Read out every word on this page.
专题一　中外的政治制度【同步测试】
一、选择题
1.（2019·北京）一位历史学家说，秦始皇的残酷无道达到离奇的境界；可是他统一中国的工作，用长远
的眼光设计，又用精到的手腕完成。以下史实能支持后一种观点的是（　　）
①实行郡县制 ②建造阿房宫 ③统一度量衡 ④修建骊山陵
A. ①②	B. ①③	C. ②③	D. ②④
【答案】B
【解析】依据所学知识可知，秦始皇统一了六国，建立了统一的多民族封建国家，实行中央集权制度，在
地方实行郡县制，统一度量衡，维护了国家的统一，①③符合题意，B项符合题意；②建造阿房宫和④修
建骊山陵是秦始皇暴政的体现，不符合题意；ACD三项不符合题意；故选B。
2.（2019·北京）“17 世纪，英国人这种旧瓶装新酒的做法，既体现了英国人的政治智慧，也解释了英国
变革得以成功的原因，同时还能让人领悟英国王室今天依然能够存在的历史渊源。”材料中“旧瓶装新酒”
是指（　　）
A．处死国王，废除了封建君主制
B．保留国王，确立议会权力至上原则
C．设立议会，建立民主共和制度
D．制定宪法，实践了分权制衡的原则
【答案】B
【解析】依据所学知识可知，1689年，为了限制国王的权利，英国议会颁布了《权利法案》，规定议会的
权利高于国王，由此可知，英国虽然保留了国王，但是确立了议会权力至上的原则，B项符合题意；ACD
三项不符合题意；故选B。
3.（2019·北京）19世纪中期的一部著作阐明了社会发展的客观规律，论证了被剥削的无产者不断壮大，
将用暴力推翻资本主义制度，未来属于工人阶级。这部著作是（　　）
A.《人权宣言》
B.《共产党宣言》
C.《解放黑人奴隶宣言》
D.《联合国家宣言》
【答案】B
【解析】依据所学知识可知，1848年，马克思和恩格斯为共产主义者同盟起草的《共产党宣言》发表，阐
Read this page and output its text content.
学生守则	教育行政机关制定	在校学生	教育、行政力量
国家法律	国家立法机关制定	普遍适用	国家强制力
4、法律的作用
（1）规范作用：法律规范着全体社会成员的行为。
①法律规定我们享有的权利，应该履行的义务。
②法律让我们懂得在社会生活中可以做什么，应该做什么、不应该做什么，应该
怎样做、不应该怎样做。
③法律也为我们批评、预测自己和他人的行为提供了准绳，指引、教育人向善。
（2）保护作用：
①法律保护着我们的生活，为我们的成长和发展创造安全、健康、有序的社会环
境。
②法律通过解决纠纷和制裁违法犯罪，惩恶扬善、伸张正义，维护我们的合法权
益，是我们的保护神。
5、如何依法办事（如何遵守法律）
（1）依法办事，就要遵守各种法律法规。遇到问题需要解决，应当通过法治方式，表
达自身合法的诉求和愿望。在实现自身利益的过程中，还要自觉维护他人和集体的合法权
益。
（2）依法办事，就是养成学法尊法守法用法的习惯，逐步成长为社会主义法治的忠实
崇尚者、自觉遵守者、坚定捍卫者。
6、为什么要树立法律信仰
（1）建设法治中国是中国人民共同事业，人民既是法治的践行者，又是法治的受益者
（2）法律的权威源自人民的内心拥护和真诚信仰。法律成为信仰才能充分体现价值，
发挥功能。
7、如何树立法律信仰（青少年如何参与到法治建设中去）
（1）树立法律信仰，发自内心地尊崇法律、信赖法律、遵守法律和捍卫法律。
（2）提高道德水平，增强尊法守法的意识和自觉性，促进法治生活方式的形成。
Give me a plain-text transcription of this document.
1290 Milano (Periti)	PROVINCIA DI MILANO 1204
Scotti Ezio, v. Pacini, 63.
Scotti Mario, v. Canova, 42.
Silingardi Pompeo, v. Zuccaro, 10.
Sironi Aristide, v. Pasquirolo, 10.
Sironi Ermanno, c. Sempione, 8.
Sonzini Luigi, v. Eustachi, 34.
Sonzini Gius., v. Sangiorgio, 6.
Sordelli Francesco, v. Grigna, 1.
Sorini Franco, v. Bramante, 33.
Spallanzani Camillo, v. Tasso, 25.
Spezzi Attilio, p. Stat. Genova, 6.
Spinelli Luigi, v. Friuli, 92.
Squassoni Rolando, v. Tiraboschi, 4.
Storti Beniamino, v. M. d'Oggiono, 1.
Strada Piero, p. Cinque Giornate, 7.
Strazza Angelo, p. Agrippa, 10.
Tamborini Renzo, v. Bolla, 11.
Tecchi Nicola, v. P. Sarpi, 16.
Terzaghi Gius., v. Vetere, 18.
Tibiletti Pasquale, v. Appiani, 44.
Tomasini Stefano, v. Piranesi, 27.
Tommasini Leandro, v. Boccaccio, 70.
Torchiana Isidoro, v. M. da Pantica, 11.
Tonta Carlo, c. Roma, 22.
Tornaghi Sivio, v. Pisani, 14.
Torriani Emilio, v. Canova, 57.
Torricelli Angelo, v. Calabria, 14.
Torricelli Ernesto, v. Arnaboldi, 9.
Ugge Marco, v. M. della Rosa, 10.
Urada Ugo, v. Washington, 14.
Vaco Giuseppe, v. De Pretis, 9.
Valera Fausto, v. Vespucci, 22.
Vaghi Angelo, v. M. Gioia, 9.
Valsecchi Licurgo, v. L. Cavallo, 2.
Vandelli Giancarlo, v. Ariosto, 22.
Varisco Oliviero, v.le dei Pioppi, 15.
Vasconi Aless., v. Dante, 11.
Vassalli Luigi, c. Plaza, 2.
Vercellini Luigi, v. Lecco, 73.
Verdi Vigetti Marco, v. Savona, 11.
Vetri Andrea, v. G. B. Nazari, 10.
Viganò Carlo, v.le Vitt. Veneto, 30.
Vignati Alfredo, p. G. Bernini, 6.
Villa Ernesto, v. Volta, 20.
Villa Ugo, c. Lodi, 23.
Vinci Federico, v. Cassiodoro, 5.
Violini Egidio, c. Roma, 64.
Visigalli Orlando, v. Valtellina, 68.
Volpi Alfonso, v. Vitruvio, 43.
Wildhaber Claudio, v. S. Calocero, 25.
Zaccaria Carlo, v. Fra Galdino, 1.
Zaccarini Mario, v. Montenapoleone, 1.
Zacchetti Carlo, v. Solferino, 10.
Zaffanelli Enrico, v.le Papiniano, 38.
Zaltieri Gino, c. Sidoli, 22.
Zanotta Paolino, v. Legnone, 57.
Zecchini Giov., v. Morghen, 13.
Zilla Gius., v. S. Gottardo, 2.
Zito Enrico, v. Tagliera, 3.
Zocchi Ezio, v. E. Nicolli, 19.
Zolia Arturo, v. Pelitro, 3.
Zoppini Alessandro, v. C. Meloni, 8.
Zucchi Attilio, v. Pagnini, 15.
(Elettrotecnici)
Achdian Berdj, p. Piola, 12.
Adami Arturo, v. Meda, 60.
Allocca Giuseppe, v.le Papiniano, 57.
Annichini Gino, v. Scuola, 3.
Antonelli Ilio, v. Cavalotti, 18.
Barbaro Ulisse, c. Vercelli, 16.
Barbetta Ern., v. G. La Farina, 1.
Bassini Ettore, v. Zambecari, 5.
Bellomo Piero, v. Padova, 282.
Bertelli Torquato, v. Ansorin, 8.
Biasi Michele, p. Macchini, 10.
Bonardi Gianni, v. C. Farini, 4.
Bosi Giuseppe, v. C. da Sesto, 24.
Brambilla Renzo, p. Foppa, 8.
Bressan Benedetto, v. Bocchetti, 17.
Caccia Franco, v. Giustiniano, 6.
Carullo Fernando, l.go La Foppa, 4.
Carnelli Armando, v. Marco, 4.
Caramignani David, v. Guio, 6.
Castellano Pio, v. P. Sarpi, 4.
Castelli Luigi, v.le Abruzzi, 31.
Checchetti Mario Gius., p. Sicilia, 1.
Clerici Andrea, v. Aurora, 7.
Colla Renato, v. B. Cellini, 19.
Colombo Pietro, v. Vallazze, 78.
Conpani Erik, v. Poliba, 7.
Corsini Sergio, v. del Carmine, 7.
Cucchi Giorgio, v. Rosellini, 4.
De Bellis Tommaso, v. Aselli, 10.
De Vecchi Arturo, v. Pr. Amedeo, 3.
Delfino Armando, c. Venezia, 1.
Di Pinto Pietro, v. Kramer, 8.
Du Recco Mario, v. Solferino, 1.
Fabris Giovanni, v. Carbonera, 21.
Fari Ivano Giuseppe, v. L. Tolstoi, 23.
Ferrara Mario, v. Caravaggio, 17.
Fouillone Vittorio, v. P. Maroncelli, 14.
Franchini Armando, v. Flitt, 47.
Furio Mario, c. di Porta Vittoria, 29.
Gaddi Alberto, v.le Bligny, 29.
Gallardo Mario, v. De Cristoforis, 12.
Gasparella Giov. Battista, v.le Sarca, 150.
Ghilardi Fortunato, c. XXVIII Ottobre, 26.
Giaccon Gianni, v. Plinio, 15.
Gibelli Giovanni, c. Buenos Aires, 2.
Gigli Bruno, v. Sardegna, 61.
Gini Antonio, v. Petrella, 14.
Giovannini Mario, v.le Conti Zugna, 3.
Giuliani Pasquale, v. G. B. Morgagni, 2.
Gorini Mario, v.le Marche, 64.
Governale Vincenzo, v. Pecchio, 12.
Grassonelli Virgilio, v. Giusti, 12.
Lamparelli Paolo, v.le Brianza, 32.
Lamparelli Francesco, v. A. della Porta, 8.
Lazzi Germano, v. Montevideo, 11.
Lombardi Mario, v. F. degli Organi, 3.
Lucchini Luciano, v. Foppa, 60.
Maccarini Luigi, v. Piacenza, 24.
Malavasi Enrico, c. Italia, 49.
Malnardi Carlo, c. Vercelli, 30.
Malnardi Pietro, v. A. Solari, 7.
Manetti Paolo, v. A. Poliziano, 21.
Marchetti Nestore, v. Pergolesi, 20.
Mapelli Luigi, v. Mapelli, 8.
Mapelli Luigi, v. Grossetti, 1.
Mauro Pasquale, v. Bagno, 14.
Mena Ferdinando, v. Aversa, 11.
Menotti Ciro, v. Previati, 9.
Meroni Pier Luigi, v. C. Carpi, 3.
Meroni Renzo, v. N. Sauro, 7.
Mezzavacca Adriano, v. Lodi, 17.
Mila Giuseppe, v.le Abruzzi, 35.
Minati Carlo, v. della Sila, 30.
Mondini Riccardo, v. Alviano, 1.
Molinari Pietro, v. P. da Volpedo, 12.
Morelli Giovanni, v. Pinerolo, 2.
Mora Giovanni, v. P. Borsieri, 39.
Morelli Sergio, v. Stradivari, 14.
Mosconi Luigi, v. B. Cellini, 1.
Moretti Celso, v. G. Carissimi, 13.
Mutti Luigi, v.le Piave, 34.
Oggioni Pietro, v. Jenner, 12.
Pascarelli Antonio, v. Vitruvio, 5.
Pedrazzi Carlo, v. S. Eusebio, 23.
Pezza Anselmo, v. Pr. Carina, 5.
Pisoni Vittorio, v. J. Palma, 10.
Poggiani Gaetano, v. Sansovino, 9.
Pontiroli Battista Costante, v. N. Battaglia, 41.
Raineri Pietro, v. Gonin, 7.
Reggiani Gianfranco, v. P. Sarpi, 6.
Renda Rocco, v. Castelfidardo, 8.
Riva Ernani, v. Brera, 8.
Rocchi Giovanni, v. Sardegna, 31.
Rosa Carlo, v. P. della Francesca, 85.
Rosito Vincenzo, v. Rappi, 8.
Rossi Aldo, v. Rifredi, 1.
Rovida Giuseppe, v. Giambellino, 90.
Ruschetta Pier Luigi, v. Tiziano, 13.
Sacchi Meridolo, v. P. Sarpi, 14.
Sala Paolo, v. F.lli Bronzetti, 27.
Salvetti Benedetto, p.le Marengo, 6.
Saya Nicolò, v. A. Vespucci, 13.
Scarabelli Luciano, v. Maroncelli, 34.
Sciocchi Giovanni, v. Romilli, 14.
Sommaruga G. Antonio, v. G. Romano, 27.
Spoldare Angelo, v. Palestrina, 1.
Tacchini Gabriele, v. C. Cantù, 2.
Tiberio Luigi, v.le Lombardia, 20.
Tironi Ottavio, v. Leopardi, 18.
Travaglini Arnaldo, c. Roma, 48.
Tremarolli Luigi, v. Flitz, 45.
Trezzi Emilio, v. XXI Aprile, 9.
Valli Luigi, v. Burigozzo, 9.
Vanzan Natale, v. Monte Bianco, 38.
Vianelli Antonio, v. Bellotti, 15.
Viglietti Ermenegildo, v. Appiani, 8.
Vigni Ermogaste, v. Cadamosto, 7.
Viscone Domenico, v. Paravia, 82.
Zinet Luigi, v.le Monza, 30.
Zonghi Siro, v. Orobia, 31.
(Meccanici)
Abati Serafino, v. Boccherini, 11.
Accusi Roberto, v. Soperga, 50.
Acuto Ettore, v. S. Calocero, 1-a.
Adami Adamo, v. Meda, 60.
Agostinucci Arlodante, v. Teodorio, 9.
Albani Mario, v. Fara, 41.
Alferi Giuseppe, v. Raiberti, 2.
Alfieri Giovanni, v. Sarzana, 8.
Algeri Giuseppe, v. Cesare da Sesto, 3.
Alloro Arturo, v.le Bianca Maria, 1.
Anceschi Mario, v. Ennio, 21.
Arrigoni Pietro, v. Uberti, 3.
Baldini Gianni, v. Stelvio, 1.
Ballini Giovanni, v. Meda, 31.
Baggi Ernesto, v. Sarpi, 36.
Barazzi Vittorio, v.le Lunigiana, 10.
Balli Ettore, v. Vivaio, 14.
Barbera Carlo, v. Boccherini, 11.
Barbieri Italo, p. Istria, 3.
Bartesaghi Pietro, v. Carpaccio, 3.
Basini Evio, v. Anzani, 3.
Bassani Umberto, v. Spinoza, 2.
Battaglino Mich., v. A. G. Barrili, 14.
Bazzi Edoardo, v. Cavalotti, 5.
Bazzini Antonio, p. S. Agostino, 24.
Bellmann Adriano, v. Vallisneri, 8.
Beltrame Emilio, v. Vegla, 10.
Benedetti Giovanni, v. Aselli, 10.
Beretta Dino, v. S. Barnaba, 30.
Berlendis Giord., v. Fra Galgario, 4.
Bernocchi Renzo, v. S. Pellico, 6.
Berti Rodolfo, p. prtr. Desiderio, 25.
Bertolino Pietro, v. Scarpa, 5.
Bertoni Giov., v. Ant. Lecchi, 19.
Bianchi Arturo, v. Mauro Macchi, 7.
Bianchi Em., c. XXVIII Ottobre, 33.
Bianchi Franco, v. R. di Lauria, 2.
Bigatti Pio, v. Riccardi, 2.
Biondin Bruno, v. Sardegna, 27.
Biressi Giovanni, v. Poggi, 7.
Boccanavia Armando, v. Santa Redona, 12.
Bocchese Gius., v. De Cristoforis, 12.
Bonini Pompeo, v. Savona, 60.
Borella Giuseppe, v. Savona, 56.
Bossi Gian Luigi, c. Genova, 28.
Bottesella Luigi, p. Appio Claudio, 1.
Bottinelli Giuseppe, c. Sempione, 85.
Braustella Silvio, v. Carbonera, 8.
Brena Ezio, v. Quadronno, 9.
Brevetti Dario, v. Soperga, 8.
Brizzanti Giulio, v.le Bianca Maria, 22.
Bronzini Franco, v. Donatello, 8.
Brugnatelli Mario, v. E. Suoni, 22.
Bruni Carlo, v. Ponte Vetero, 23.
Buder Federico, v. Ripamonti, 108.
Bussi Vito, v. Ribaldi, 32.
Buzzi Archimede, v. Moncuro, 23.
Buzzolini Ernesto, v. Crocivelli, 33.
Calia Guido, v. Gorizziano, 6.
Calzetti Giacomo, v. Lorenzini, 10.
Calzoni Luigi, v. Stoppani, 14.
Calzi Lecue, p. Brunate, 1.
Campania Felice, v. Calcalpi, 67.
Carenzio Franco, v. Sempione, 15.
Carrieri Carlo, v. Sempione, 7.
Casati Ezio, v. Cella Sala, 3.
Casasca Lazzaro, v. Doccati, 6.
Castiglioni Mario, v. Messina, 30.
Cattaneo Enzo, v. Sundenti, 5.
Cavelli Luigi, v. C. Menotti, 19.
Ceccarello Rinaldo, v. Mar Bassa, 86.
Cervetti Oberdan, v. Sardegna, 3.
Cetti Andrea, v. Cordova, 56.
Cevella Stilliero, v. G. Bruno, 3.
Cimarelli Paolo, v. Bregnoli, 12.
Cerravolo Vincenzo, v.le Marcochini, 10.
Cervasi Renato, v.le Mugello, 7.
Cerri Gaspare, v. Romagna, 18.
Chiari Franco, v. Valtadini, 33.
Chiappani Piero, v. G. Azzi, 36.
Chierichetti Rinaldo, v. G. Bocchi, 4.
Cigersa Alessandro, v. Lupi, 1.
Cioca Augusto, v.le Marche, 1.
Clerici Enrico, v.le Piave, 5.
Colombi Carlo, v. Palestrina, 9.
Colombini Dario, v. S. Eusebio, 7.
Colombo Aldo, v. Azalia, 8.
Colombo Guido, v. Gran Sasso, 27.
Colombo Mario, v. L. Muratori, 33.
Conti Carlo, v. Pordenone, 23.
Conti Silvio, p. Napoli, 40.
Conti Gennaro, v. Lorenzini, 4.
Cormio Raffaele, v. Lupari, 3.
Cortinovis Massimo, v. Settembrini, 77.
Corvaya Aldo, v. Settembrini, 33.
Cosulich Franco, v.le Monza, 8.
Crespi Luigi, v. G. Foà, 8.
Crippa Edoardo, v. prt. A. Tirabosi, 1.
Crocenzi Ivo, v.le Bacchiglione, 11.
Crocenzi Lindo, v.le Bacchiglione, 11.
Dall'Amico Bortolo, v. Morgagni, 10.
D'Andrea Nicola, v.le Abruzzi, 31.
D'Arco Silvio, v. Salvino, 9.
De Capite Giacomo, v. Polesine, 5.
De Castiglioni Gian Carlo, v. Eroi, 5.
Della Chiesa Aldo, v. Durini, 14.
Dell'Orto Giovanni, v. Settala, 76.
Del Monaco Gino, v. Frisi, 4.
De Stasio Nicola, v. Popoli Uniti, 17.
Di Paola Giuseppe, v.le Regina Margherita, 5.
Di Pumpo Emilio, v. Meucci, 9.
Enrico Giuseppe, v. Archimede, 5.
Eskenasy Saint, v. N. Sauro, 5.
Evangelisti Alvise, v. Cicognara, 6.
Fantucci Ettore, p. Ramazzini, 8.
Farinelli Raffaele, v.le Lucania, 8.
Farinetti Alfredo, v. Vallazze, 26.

§ **EXERCISE**:
Pull out every line in the material above where "Gianni" occurs.

§ **FULL SOLUTION**:
Bonardi Gianni, v. C. Farini, 4.
Giaccon Gianni, v. Plinio, 15.
Baldini Gianni, v. Stelvio, 1.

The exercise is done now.